_Your objective_
Would you copy out the whole listing exactly as given?

Data entries:
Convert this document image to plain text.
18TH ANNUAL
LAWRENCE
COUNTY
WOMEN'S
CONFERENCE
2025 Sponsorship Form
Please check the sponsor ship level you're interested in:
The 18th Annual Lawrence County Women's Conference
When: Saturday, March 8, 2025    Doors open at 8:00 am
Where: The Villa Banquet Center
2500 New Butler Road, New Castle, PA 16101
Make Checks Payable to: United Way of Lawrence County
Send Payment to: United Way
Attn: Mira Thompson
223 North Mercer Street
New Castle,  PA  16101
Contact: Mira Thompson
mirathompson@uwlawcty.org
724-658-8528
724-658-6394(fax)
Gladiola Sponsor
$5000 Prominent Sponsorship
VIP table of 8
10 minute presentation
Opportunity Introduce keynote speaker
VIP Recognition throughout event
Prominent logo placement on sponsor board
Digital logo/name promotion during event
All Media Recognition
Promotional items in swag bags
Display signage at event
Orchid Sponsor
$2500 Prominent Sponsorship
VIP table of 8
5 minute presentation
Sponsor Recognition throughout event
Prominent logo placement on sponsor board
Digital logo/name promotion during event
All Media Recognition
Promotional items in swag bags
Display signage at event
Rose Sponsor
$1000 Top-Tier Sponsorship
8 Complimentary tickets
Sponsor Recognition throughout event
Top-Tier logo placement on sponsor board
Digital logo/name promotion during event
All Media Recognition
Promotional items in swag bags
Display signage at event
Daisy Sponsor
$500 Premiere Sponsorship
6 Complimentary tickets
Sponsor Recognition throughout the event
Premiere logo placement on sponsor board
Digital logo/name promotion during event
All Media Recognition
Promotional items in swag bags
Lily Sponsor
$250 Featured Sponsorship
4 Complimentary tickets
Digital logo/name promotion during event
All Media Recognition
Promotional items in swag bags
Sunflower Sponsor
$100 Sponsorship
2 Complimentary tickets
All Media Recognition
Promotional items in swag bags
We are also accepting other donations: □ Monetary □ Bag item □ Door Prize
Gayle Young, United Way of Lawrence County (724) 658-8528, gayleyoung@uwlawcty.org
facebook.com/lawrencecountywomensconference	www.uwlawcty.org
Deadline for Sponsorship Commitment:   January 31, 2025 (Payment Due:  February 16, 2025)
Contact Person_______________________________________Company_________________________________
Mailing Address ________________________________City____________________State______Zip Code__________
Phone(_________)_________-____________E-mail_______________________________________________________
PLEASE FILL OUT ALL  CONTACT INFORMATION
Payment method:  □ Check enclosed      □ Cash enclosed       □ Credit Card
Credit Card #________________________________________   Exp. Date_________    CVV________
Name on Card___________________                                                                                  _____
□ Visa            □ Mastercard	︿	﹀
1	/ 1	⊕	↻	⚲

_In response_
Convert this document image to plain text.
18TH ANNUAL
LAWRENCE
COUNTY
WOMEN'S
CONFERENCE
2025 Sponsorship Form
Please check the sponsor ship level you're interested in:
The 18th Annual Lawrence County Women's Conference
When: Saturday, March 8, 2025    Doors open at 8:00 am
Where: The Villa Banquet Center
2500 New Butler Road, New Castle, PA 16101
Make Checks Payable to: United Way of Lawrence County
Send Payment to: United Way
Attn: Mira Thompson
223 North Mercer Street
New Castle,  PA  16101
Contact: Mira Thompson
mirathompson@uwlawcty.org
724-658-8528
724-658-6394(fax)
Gladiola Sponsor
$5000 Prominent Sponsorship
VIP table of 8
10 minute presentation
Opportunity Introduce keynote speaker
VIP Recognition throughout event
Prominent logo placement on sponsor board
Digital logo/name promotion during event
All Media Recognition
Promotional items in swag bags
Display signage at event
Orchid Sponsor
$2500 Prominent Sponsorship
VIP table of 8
5 minute presentation
Sponsor Recognition throughout event
Prominent logo placement on sponsor board
Digital logo/name promotion during event
All Media Recognition
Promotional items in swag bags
Display signage at event
Rose Sponsor
$1000 Top-Tier Sponsorship
8 Complimentary tickets
Sponsor Recognition throughout event
Top-Tier logo placement on sponsor board
Digital logo/name promotion during event
All Media Recognition
Promotional items in swag bags
Display signage at event
Daisy Sponsor
$500 Premiere Sponsorship
6 Complimentary tickets
Sponsor Recognition throughout the event
Premiere logo placement on sponsor board
Digital logo/name promotion during event
All Media Recognition
Promotional items in swag bags
Lily Sponsor
$250 Featured Sponsorship
4 Complimentary tickets
Digital logo/name promotion during event
All Media Recognition
Promotional items in swag bags
Sunflower Sponsor
$100 Sponsorship
2 Complimentary tickets
All Media Recognition
Promotional items in swag bags
We are also accepting other donations: □ Monetary □ Bag item □ Door Prize
Gayle Young, United Way of Lawrence County (724) 658-8528, gayleyoung@uwlawcty.org
facebook.com/lawrencecountywomensconference	www.uwlawcty.org
Deadline for Sponsorship Commitment:   January 31, 2025 (Payment Due:  February 16, 2025)
Contact Person_______________________________________Company_________________________________
Mailing Address ________________________________City____________________State______Zip Code__________
Phone(_________)_________-____________E-mail_______________________________________________________
PLEASE FILL OUT ALL  CONTACT INFORMATION
Payment method:  □ Check enclosed      □ Cash enclosed       □ Credit Card
Credit Card #________________________________________   Exp. Date_________    CVV________
Name on Card___________________                                                                                  _____
□ Visa            □ Mastercard	︿	﹀
1	/ 1	⊕	↻	⚲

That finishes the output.